── DATA SUPPLIED

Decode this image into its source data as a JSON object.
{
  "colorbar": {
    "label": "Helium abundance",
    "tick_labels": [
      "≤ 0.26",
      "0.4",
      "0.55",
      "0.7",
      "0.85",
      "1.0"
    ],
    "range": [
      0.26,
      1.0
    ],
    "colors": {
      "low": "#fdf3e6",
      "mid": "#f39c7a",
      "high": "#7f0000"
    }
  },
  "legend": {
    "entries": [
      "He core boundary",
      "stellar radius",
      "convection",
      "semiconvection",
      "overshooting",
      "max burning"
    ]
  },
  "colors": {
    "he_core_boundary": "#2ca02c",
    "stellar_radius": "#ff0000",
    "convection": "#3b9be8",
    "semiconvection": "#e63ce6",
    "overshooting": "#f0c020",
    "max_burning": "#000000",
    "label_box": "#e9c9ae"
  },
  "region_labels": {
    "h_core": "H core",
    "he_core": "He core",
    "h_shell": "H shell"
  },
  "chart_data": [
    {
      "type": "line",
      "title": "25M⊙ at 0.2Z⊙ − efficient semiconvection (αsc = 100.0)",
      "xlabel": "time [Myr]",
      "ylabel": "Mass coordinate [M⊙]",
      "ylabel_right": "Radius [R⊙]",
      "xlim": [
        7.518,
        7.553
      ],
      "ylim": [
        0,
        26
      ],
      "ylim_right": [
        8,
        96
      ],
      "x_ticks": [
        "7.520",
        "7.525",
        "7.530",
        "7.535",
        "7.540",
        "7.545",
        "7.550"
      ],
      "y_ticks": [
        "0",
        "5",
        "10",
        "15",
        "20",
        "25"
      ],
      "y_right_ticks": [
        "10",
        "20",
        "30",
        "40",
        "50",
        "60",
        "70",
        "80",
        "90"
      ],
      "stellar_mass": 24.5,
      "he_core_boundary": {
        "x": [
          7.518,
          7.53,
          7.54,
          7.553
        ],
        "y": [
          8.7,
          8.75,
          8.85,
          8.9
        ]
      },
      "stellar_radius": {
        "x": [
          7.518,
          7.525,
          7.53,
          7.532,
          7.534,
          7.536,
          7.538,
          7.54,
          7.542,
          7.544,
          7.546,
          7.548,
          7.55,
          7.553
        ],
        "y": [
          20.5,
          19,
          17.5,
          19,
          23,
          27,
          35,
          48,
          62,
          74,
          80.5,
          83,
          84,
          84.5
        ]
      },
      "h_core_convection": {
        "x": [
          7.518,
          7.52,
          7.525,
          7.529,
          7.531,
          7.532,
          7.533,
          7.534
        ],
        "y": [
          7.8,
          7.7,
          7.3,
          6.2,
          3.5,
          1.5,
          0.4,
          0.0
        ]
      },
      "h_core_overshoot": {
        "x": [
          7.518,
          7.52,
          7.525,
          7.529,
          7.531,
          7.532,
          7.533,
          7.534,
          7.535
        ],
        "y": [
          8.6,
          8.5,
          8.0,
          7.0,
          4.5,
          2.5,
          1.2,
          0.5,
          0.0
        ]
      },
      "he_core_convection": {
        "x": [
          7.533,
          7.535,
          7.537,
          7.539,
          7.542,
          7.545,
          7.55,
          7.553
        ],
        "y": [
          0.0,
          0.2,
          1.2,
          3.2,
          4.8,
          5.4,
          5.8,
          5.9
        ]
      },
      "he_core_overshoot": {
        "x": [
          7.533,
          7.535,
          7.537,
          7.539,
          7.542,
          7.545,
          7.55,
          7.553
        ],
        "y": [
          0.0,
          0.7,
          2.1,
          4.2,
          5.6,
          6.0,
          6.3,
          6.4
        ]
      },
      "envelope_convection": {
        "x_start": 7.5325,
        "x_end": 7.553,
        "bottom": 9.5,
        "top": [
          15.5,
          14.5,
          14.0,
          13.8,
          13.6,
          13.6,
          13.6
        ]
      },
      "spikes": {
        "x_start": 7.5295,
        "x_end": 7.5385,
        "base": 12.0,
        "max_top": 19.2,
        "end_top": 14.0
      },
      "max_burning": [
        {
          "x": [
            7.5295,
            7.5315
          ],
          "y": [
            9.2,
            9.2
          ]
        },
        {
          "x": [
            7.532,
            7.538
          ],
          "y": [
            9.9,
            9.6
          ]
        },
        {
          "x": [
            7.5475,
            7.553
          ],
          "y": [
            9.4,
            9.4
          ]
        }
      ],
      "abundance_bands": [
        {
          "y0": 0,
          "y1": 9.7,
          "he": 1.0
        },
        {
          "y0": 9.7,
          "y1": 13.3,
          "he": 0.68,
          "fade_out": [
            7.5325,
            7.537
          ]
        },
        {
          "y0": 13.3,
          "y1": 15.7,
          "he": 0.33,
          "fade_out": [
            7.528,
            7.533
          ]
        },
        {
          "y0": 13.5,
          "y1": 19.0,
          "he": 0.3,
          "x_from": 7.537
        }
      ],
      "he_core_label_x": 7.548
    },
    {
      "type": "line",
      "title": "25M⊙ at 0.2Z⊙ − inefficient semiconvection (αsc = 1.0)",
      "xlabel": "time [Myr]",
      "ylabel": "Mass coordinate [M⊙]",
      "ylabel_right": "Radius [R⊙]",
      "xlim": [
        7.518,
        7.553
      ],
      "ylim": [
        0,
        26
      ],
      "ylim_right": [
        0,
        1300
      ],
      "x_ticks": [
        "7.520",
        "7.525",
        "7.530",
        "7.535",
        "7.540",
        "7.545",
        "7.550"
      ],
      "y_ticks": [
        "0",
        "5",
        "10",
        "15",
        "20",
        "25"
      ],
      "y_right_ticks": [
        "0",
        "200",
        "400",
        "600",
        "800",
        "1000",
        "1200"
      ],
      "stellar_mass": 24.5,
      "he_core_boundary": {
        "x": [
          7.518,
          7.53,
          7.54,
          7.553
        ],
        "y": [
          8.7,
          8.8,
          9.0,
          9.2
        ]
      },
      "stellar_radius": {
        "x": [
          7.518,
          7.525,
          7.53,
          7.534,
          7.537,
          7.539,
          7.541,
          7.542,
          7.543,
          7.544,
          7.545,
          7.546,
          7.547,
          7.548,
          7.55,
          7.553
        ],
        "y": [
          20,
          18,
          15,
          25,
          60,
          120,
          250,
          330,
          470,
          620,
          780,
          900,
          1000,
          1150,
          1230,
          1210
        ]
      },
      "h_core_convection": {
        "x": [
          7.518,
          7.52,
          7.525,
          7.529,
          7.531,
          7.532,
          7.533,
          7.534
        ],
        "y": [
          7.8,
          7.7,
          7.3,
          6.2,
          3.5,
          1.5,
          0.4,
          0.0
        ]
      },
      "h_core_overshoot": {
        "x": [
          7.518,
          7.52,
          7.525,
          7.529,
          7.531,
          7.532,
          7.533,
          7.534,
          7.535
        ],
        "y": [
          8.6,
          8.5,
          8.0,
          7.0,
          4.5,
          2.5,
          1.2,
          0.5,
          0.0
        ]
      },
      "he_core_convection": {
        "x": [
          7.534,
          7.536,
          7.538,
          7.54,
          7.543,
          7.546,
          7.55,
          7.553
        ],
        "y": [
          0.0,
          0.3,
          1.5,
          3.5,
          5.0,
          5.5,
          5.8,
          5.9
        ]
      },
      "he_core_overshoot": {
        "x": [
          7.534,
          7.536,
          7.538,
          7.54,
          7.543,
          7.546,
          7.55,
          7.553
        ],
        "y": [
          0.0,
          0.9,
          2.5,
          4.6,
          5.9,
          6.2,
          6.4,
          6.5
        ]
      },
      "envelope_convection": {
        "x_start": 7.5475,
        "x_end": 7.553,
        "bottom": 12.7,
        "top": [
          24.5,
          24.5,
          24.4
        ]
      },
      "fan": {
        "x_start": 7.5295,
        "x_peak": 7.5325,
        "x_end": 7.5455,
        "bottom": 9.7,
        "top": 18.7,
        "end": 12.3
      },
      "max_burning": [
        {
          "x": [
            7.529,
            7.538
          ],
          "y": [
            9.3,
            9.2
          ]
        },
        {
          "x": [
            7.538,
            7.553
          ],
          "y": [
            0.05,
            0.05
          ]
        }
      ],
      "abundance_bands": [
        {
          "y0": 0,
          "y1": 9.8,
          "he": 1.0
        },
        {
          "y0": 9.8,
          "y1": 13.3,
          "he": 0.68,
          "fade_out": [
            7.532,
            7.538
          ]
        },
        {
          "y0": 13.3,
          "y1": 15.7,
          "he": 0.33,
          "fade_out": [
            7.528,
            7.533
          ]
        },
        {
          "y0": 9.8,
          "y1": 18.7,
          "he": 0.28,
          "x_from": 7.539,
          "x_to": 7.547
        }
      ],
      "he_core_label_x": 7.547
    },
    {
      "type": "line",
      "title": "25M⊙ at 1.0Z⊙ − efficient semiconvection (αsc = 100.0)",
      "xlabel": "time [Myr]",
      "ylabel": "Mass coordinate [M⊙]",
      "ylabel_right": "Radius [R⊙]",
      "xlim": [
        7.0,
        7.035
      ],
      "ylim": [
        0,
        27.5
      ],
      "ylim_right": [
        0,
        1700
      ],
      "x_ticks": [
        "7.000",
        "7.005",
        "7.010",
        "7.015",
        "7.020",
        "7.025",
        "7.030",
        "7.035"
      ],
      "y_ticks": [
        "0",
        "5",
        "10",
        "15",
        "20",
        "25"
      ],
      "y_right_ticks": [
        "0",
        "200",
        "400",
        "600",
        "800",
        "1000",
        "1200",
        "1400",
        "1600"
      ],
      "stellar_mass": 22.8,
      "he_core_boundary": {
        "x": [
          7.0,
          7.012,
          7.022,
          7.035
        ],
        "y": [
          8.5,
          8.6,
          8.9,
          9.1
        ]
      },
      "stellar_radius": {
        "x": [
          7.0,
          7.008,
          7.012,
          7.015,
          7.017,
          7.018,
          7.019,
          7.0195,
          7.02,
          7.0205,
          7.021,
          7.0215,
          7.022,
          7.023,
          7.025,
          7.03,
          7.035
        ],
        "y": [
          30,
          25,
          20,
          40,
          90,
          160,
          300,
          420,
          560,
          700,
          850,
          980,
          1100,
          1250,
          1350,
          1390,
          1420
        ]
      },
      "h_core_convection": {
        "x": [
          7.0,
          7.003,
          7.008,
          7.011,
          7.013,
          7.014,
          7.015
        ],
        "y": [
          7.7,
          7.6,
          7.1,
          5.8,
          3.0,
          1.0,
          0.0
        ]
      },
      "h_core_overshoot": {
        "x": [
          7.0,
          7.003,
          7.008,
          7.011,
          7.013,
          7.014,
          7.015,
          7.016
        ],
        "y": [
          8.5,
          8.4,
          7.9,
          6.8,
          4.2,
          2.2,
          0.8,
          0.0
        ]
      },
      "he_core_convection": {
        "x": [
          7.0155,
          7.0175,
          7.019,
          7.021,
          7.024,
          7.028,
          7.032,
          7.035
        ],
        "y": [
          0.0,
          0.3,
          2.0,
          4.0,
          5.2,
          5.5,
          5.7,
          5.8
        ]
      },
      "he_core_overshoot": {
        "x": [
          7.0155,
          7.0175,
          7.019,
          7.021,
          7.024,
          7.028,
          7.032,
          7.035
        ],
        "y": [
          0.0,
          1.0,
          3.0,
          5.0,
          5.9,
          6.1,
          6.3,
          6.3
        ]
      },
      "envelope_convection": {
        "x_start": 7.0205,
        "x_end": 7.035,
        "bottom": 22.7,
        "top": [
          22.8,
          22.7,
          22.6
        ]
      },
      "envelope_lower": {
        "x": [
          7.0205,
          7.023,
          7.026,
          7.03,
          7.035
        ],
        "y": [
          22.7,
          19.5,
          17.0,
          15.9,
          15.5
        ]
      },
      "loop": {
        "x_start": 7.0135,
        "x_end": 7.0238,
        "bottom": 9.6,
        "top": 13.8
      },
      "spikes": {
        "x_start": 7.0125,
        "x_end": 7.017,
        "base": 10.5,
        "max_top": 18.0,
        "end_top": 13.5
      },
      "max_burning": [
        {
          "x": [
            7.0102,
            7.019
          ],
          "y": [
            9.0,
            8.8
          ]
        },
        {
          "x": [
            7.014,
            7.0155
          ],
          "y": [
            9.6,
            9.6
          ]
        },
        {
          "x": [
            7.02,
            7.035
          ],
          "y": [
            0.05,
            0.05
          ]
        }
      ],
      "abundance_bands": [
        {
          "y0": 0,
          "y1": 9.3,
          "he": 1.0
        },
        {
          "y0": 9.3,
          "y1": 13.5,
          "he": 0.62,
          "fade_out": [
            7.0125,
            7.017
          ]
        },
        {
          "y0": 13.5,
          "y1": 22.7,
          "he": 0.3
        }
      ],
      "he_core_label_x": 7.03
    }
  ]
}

────

_PROBLEM REQUIREMENTS_:
From the entries above, select each line containing the string "semiconvection".

_COMPLETE ANSWER_:
      "semiconvection",
    "semiconvection": "#e63ce6",
      "title": "25M⊙ at 0.2Z⊙ − efficient semiconvection (αsc = 100.0)",
      "title": "25M⊙ at 0.2Z⊙ − inefficient semiconvection (αsc = 1.0)",
      "title": "25M⊙ at 1.0Z⊙ − efficient semiconvection (αsc = 100.0)",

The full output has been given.